• **Exercise objective**: Locate the word "marker" in the material, then show every line that holds it.

• **Supplied material**:
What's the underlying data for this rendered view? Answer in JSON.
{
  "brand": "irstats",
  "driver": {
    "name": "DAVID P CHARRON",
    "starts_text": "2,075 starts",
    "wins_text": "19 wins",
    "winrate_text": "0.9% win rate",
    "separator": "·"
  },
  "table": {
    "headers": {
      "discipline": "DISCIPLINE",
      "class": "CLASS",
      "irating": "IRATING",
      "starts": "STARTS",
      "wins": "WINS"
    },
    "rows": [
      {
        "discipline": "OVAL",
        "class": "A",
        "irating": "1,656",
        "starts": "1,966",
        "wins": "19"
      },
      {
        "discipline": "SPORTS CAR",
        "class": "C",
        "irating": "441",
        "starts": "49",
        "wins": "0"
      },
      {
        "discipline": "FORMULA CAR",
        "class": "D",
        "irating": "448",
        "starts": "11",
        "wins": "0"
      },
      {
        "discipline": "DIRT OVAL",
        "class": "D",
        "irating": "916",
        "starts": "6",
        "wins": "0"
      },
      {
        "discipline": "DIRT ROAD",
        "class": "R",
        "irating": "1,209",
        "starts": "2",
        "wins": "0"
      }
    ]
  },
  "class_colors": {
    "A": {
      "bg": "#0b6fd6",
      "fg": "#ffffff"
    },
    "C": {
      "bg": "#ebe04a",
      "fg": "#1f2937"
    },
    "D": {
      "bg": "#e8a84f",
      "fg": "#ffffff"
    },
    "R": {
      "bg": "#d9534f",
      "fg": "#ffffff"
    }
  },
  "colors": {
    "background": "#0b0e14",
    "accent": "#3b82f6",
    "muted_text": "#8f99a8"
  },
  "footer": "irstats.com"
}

---

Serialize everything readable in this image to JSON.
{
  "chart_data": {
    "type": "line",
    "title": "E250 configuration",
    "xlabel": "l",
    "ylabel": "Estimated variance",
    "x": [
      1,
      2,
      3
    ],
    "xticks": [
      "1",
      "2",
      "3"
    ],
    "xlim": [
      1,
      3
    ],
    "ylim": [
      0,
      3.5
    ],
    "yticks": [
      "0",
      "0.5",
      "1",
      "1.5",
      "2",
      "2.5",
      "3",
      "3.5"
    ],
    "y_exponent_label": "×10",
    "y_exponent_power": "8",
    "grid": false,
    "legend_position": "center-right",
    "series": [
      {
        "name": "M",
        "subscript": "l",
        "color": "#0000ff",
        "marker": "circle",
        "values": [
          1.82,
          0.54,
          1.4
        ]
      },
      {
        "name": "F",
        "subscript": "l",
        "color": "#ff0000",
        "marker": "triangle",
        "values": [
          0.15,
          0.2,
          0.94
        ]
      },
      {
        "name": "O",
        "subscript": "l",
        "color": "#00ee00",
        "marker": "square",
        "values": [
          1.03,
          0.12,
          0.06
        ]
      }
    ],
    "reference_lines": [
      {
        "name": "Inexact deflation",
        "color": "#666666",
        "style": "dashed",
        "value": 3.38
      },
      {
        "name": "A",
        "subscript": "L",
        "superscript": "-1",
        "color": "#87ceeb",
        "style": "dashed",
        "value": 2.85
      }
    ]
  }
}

--

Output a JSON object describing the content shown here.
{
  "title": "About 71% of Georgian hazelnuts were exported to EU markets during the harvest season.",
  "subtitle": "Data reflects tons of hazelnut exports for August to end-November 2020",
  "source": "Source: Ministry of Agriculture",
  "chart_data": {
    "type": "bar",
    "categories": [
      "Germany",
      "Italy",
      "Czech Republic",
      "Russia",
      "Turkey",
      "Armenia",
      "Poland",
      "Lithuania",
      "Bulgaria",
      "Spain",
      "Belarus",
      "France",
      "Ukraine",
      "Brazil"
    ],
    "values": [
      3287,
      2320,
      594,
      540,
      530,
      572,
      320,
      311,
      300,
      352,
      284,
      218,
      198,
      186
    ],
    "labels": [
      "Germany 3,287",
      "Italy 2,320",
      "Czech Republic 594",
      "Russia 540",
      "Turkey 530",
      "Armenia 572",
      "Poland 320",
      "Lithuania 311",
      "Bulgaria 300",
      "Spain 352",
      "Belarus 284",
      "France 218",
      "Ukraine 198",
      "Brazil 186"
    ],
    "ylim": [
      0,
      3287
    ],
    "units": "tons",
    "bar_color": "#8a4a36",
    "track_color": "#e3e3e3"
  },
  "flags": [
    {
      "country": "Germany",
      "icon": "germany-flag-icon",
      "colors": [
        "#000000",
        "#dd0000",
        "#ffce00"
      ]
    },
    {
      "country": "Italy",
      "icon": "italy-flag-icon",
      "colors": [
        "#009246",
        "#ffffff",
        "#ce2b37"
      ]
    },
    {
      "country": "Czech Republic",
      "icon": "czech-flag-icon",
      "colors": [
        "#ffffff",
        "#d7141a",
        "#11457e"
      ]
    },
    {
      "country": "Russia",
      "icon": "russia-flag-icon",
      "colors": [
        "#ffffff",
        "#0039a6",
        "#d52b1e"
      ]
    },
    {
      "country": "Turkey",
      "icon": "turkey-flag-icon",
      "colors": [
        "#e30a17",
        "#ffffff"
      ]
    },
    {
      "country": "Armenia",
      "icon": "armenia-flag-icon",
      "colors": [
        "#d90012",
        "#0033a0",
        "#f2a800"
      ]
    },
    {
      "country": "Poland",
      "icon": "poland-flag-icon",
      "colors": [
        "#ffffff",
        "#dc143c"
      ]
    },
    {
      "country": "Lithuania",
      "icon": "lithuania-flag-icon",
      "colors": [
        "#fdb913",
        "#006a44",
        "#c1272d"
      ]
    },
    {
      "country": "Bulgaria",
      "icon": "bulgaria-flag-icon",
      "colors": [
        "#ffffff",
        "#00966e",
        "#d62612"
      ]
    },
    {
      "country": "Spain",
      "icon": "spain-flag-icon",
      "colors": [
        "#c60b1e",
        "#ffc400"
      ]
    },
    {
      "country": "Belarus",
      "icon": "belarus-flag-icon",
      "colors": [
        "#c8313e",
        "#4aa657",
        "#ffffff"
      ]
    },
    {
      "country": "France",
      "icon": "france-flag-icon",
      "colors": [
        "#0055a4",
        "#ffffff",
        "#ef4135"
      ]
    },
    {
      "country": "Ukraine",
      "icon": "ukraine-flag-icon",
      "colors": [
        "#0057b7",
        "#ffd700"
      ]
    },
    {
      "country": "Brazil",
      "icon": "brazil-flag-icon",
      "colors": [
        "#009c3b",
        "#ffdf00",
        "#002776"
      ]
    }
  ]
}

• **Reply to the exercise**:
        "marker": "circle",
        "marker": "triangle",
        "marker": "square",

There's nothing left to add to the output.